-- BEGIN Information supplied --
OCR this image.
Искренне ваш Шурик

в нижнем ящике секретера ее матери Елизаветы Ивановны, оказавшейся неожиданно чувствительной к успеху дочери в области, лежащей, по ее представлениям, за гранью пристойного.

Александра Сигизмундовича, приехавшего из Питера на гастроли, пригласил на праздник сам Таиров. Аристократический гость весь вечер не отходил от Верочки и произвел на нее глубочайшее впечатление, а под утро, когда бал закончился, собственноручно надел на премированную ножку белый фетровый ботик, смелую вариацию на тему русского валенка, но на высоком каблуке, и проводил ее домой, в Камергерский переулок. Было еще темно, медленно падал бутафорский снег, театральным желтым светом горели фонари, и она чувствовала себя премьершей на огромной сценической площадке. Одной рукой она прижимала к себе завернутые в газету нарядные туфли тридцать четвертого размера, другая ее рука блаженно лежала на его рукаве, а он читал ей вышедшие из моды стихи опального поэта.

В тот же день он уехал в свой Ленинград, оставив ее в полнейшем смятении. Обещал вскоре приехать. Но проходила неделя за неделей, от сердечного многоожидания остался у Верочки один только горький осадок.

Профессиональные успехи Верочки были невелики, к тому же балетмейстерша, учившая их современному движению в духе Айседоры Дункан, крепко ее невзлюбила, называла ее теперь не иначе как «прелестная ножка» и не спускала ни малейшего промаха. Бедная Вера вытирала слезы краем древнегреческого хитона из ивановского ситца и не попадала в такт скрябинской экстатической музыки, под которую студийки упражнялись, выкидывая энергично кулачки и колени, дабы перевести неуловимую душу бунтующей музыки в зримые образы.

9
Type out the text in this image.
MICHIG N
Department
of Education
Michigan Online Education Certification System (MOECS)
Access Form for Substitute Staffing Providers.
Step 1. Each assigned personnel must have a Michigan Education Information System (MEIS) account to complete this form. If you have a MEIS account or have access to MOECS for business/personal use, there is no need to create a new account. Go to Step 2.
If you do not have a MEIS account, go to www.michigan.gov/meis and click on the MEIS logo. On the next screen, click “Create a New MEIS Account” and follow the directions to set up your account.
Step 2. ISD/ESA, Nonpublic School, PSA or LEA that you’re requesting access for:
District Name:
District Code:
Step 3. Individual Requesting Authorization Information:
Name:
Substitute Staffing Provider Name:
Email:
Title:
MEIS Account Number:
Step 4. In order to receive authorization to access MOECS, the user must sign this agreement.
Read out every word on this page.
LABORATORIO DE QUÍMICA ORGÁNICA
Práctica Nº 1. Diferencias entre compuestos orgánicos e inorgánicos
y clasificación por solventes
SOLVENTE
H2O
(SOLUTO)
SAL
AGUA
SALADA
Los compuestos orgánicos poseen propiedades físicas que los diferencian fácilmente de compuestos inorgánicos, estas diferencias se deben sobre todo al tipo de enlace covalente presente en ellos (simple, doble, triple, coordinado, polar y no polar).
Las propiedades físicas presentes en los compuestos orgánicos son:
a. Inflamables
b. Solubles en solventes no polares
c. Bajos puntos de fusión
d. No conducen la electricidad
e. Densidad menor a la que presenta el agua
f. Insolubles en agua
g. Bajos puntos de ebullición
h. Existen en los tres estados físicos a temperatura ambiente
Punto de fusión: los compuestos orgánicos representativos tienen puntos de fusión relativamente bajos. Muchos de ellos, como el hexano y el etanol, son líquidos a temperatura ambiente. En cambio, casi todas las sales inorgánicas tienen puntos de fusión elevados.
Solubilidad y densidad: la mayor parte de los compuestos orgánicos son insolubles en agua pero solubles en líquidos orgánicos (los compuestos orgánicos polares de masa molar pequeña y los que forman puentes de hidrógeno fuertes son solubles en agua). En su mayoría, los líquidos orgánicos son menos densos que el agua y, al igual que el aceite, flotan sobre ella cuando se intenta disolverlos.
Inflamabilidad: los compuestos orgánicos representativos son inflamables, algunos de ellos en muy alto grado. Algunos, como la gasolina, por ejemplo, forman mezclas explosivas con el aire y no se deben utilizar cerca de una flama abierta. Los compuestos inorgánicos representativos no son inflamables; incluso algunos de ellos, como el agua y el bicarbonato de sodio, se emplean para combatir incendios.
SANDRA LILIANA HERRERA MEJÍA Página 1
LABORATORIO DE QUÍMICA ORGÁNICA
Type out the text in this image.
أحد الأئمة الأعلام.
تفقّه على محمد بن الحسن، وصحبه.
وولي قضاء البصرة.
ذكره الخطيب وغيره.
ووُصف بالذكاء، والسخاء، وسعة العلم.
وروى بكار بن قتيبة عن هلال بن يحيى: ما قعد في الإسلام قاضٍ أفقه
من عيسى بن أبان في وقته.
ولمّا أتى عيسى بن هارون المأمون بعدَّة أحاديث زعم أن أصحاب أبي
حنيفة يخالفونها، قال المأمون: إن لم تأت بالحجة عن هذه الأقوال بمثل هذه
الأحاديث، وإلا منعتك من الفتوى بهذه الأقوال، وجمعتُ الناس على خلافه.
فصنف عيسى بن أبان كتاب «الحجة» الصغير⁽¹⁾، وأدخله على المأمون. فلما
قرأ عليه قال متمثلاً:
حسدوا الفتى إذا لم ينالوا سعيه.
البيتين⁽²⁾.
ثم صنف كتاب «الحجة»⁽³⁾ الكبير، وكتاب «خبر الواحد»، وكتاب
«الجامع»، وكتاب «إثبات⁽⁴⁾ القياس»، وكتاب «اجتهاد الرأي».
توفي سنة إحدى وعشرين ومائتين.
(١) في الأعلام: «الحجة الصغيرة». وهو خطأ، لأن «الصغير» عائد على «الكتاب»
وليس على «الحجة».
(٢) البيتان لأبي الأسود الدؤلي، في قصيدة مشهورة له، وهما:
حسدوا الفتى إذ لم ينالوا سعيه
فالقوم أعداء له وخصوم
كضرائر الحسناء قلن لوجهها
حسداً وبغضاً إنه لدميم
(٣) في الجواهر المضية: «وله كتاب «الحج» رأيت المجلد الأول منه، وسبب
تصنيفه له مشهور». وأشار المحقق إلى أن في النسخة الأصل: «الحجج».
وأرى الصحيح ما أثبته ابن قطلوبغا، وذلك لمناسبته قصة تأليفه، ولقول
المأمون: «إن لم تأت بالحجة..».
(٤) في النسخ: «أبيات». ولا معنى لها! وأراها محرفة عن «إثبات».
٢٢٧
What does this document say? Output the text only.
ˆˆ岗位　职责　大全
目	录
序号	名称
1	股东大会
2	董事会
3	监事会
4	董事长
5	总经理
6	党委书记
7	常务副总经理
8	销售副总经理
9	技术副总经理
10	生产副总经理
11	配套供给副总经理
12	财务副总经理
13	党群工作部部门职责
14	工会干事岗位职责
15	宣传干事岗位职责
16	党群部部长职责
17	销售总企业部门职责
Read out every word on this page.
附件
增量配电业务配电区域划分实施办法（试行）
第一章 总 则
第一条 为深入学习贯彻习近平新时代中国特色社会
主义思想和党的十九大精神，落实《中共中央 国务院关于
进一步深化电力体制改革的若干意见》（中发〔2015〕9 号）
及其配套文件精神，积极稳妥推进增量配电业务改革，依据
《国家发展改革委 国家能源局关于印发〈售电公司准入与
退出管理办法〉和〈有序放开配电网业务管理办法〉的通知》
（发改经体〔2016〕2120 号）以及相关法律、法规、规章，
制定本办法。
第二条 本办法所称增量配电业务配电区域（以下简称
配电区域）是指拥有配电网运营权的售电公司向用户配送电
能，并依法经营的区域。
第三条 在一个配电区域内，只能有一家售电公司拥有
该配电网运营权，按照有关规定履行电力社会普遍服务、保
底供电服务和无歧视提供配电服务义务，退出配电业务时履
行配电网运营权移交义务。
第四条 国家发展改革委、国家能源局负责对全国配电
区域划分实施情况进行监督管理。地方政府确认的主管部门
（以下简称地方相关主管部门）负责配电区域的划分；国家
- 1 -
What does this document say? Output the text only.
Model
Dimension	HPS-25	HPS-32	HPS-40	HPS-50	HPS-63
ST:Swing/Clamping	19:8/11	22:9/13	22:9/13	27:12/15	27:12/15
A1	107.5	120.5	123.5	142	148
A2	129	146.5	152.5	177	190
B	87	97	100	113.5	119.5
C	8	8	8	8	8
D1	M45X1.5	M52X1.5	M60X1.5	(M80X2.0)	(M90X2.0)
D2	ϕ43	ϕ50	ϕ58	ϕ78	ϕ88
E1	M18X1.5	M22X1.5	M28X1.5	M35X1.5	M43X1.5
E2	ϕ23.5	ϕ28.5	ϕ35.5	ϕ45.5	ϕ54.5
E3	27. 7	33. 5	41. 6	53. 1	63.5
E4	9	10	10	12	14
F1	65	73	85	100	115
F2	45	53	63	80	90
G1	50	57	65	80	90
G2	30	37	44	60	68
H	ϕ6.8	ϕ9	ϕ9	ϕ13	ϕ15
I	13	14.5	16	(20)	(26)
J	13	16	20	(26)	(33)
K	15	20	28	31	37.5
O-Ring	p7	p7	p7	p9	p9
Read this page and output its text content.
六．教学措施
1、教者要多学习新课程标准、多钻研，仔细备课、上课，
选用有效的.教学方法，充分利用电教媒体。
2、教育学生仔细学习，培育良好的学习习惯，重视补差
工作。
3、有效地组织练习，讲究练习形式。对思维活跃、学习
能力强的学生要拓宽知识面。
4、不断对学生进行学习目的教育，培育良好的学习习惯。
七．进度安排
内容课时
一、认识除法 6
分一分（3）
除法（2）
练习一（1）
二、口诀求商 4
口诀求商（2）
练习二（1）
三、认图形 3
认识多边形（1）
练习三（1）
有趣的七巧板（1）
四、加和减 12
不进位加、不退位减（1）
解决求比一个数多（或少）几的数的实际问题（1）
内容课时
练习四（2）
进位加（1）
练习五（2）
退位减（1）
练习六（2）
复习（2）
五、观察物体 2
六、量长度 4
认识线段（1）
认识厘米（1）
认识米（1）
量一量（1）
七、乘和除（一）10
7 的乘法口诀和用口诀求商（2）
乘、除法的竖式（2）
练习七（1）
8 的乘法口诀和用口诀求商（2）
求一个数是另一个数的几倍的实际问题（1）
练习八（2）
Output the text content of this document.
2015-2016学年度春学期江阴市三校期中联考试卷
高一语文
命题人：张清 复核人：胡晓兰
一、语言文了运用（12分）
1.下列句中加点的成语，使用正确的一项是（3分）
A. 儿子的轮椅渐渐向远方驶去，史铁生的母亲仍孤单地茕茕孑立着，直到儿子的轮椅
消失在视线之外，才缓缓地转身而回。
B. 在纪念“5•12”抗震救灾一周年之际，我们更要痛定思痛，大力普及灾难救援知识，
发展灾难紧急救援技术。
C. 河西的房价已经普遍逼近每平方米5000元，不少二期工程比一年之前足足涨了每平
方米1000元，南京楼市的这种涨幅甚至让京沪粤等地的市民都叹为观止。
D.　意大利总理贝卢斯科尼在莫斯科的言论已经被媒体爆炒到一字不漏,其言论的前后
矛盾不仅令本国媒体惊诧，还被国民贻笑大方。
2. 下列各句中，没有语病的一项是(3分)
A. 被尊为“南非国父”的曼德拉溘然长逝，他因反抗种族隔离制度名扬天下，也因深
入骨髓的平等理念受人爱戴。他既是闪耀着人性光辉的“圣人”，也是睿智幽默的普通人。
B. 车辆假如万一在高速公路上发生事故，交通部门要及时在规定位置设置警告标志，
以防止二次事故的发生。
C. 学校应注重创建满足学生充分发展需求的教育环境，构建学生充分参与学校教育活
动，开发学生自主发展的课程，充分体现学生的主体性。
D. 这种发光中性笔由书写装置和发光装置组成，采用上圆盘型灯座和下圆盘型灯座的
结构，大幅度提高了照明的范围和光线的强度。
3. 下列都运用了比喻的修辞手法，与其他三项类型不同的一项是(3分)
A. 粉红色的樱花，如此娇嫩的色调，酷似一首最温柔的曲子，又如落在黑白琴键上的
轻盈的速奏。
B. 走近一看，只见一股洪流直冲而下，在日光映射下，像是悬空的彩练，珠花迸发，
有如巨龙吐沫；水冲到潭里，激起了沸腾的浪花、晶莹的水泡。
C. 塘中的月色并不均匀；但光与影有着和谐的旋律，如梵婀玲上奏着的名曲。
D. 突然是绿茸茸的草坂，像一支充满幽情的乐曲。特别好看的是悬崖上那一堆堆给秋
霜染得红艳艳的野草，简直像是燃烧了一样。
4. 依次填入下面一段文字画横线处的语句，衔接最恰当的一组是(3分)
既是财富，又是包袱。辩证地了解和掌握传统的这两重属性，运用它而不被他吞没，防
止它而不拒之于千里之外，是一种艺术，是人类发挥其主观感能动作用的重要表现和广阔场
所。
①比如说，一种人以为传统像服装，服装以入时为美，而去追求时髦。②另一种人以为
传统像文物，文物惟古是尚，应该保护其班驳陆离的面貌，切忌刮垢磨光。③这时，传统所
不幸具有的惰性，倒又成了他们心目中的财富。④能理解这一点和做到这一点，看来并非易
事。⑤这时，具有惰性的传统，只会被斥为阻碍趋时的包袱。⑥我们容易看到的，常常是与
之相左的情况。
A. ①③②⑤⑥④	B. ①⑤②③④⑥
-- END Information supplied --
**Stated exercise**
From the entries above, copy every line containing the word "أبان".

**Correct output**
من عيسى بن أبان في وقته.
فصنف عيسى بن أبان كتاب «الحجة» الصغير⁽¹⁾، وأدخله على المأمون. فلما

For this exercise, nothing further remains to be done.